::: Records shown
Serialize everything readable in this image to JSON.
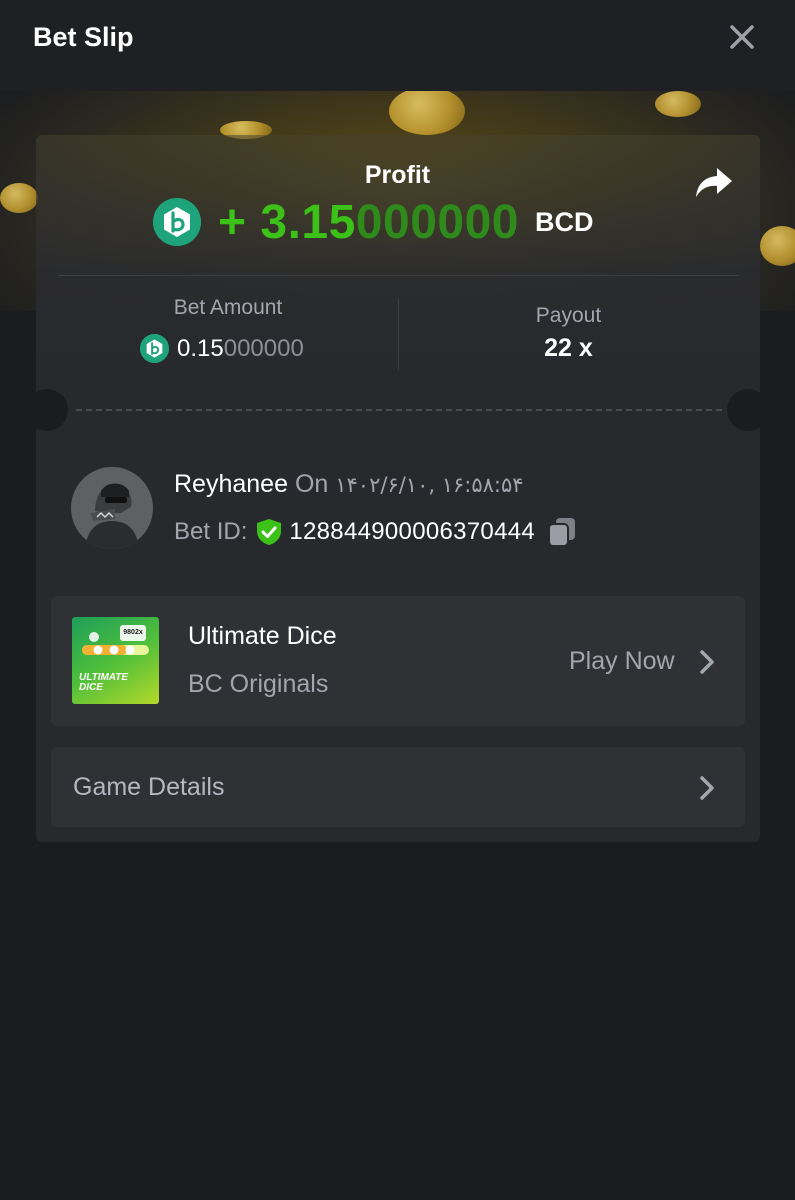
{
  "header": {
    "title": "Bet Slip",
    "close_icon": "close-icon"
  },
  "profit": {
    "label": "Profit",
    "sign": "+ ",
    "value_main": "3.15",
    "value_trailing": "000000",
    "currency": "BCD",
    "share_icon": "share-icon"
  },
  "bet": {
    "amount_label": "Bet Amount",
    "amount_main": "0.15",
    "amount_trailing": "000000",
    "payout_label": "Payout",
    "payout_value": "22 x"
  },
  "user": {
    "name": "Reyhanee",
    "on_text": "On",
    "datetime": "۱۴۰۲/۶/۱۰, ۱۶:۵۸:۵۴",
    "bet_id_label": "Bet ID:",
    "bet_id": "128844900006370444"
  },
  "game": {
    "name": "Ultimate Dice",
    "provider": "BC Originals",
    "action_label": "Play Now",
    "thumb_line1": "ULTIMATE",
    "thumb_line2": "DICE",
    "thumb_badge": "9802x"
  },
  "details": {
    "label": "Game Details"
  },
  "colors": {
    "background": "#1b1c1f",
    "card": "#27292d",
    "row": "#2f3135",
    "profit_green": "#3bc117",
    "bcd_teal": "#1fa37b",
    "muted_text": "#a2a7ae"
  }
}
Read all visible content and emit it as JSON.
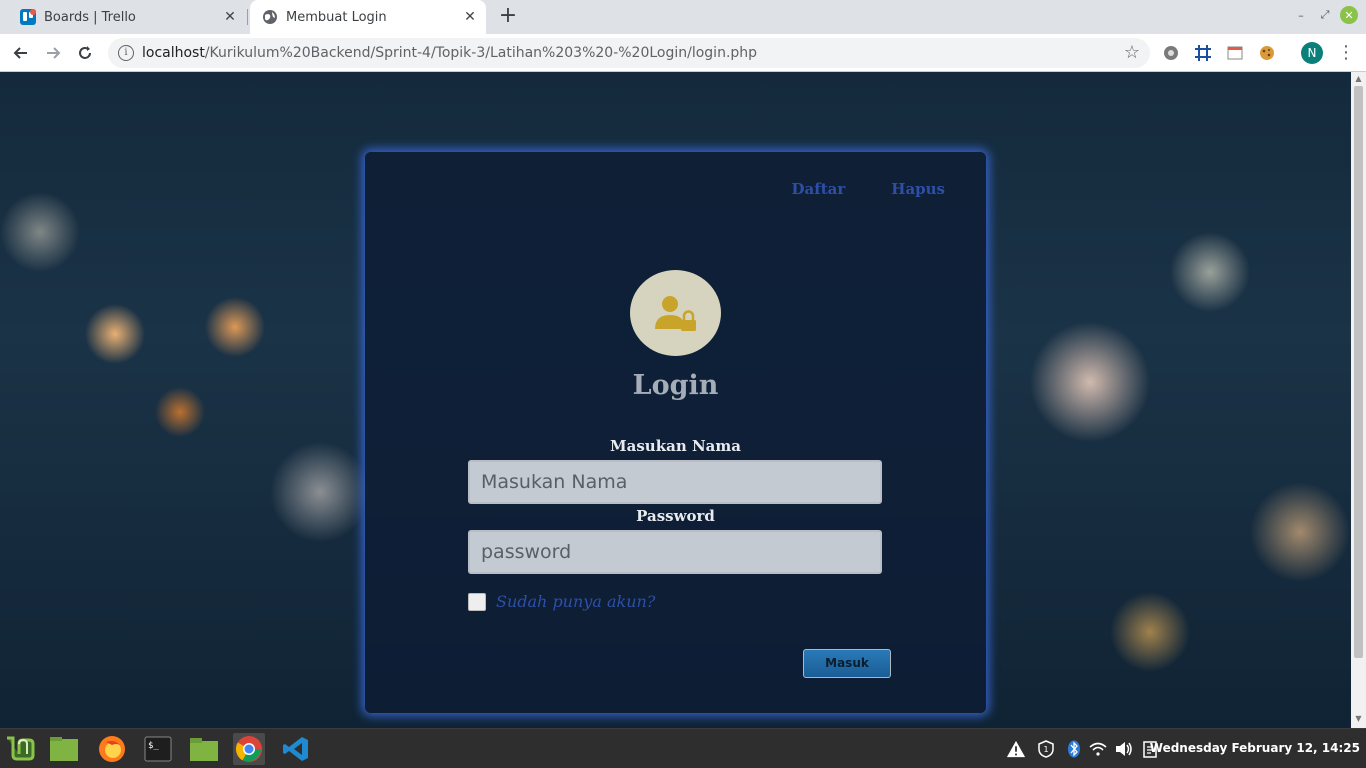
{
  "browser": {
    "tabs": [
      {
        "title": "Boards | Trello",
        "favicon": "trello-icon",
        "active": false
      },
      {
        "title": "Membuat Login",
        "favicon": "globe-icon",
        "active": true
      }
    ],
    "new_tab_label": "+",
    "url": {
      "host": "localhost",
      "path": "/Kurikulum%20Backend/Sprint-4/Topik-3/Latihan%203%20-%20Login/login.php"
    },
    "profile_initial": "N"
  },
  "page": {
    "nav_links": {
      "daftar": "Daftar",
      "hapus": "Hapus"
    },
    "title": "Login",
    "name_label": "Masukan Nama",
    "name_placeholder": "Masukan Nama",
    "password_label": "Password",
    "password_placeholder": "password",
    "remember_label": "Sudah punya akun?",
    "submit_label": "Masuk"
  },
  "taskbar": {
    "apps": [
      "mint-menu-icon",
      "files-icon",
      "firefox-icon",
      "terminal-icon",
      "folder-icon",
      "chrome-icon",
      "vscode-icon"
    ],
    "terminal_prompt": "$_",
    "clock": "Wednesday February 12, 14:25"
  },
  "colors": {
    "card_glow": "#3c6ee6",
    "link_blue": "#2e4fa8",
    "user_lock_icon": "#c9a42a",
    "button": "#1a5d95"
  }
}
::::::
→ What to work on
Scan the listing above. Gather each line that contains the word "Masukan".

→ Solution to this task
    "name_label": "Masukan Nama",
    "name_placeholder": "Masukan Nama",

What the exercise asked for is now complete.